(begin)

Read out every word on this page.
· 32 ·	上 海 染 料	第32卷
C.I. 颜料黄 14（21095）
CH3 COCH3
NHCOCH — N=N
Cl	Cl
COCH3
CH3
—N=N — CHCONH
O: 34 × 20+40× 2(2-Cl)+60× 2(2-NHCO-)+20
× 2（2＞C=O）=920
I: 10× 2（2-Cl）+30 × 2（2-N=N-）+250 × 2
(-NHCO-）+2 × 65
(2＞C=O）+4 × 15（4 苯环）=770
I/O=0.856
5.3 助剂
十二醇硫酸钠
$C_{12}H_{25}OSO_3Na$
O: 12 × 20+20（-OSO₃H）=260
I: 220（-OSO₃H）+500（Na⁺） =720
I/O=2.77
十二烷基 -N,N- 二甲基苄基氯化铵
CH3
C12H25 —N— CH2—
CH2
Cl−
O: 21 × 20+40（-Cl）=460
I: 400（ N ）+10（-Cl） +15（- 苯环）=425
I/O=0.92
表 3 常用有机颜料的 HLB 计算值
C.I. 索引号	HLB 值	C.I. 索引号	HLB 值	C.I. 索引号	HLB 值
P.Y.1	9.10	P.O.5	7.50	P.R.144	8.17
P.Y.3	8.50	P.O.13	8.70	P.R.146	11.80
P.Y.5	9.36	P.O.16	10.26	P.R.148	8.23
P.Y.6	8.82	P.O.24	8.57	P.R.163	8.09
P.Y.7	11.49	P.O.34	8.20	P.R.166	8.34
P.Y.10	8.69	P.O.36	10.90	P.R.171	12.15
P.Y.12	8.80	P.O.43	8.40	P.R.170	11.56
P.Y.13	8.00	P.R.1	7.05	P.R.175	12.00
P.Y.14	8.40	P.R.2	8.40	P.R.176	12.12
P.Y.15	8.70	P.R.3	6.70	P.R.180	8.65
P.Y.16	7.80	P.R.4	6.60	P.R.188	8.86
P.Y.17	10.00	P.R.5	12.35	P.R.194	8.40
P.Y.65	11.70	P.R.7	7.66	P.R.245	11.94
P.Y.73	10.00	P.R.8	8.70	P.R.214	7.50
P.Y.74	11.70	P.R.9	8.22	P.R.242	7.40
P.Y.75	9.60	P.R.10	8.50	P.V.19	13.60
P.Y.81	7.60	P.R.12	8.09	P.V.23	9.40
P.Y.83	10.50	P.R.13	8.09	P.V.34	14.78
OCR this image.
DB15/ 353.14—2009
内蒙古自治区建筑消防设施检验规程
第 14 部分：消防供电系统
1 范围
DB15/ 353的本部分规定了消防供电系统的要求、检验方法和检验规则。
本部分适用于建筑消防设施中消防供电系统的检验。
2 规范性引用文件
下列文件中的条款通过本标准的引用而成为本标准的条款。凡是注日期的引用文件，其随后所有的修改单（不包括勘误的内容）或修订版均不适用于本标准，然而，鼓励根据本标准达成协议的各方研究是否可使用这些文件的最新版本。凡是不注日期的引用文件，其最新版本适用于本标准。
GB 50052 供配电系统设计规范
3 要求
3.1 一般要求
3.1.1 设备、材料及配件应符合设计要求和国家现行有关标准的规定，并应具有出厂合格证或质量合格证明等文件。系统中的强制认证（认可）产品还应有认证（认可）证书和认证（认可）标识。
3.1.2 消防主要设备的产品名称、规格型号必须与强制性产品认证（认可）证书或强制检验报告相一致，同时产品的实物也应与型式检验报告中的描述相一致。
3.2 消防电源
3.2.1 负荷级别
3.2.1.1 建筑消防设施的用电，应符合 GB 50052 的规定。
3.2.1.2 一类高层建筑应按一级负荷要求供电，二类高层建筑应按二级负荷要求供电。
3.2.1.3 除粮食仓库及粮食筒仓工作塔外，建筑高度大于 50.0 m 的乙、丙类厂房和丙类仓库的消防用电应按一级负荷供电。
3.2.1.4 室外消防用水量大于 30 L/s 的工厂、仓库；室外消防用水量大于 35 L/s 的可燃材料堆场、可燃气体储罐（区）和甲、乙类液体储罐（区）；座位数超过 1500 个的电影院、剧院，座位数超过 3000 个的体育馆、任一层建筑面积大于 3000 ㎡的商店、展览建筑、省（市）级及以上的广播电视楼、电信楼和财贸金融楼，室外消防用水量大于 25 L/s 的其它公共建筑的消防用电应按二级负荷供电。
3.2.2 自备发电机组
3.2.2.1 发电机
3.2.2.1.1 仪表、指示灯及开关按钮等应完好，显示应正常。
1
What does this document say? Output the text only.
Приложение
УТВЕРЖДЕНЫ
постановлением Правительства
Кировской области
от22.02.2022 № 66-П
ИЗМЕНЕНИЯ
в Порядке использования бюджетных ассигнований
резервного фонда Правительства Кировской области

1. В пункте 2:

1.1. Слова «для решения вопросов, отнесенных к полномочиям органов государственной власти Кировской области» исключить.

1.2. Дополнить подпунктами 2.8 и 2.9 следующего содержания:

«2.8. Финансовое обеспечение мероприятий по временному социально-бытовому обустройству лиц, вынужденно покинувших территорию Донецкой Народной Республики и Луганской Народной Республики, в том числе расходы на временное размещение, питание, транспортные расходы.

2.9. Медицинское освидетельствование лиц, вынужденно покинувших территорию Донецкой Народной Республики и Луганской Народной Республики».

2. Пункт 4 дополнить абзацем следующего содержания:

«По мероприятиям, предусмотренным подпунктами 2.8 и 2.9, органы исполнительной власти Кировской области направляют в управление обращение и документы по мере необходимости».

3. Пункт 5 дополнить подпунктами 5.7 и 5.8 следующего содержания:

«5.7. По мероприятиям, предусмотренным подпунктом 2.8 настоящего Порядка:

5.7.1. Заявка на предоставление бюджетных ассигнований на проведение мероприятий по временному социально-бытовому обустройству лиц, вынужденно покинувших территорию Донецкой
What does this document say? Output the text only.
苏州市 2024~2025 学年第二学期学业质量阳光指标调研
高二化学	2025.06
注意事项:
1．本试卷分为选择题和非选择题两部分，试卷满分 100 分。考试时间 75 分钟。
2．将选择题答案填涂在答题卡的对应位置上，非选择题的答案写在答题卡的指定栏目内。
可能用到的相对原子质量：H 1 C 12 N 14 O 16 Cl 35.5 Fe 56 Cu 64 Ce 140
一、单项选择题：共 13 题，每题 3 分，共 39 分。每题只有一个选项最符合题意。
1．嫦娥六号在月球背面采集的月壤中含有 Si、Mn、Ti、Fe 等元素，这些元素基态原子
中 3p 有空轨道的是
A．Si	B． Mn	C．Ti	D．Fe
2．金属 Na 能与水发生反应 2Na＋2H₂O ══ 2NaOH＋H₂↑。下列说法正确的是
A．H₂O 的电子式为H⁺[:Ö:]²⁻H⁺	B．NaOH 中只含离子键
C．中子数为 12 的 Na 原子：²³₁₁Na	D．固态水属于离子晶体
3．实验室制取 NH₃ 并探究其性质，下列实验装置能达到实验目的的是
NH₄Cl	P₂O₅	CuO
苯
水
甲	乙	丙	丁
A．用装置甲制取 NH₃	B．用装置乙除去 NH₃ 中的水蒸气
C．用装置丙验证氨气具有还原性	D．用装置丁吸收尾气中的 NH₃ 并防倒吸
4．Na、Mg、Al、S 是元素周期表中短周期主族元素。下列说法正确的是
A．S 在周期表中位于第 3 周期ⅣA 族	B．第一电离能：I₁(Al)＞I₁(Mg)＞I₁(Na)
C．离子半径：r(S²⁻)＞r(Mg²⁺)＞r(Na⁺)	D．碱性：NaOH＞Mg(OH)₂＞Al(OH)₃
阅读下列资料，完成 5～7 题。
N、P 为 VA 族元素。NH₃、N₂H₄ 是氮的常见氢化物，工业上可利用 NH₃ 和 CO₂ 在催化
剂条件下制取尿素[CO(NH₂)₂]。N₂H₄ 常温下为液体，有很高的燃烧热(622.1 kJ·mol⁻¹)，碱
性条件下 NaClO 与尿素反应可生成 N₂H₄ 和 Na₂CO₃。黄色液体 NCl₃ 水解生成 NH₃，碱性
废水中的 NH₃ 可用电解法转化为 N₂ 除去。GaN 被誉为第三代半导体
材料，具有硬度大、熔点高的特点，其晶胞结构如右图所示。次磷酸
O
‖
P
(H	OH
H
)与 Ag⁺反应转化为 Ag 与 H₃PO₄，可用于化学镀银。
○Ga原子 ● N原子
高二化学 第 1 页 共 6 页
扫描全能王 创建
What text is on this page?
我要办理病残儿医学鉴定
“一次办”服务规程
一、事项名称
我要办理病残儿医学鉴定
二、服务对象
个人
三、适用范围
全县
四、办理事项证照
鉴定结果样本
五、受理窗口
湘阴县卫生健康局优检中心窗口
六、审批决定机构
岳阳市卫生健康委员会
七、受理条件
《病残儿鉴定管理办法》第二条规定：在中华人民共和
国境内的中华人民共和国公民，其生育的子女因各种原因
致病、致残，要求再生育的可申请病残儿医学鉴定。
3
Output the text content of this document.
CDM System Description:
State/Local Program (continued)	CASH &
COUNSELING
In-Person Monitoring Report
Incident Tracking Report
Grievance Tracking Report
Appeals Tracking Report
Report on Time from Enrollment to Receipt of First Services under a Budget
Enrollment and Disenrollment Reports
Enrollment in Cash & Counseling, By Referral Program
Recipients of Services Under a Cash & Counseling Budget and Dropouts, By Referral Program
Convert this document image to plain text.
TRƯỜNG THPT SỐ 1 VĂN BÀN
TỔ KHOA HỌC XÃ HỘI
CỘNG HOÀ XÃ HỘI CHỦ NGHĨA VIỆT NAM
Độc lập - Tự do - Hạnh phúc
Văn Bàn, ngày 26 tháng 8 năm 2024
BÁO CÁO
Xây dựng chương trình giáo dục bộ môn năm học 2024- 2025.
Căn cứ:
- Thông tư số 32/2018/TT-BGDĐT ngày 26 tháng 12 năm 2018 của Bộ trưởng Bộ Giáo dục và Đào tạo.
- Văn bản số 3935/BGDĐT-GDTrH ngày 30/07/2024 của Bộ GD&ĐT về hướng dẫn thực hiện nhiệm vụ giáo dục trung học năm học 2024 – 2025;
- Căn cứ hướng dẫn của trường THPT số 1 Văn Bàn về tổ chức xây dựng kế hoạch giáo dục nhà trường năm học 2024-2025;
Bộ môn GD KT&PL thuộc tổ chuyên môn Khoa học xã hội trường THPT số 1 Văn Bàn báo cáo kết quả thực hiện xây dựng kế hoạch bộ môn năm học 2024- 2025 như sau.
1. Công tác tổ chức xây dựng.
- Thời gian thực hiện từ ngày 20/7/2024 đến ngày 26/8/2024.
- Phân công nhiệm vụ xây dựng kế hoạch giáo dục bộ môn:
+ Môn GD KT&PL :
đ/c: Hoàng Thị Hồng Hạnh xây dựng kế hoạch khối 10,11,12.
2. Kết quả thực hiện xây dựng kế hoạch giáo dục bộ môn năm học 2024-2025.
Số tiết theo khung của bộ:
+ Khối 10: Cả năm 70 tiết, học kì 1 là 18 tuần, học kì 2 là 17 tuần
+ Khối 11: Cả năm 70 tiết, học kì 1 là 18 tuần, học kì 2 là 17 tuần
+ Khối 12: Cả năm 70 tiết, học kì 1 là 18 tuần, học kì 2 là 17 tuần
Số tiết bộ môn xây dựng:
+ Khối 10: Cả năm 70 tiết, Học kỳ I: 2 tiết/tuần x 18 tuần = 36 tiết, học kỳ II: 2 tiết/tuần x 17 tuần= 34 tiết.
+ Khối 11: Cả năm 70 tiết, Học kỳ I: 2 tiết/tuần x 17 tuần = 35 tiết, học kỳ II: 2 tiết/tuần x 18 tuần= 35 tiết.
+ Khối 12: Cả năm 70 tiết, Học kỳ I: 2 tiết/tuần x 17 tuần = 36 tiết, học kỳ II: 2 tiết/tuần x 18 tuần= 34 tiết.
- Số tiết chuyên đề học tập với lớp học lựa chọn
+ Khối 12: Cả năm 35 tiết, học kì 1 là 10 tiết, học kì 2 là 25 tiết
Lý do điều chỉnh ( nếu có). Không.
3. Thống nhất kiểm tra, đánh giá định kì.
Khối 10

(end)

WHAT THIS TASK INVOLVES | Check each line above for the string "hiện", then copy the ones that have it.

ANSWER BELOW |
- Văn bản số 3935/BGDĐT-GDTrH ngày 30/07/2024 của Bộ GD&ĐT về hướng dẫn thực hiện nhiệm vụ giáo dục trung học năm học 2024 – 2025;
Bộ môn GD KT&PL thuộc tổ chuyên môn Khoa học xã hội trường THPT số 1 Văn Bàn báo cáo kết quả thực hiện xây dựng kế hoạch bộ môn năm học 2024- 2025 như sau.
- Thời gian thực hiện từ ngày 20/7/2024 đến ngày 26/8/2024.
2. Kết quả thực hiện xây dựng kế hoạch giáo dục bộ môn năm học 2024-2025.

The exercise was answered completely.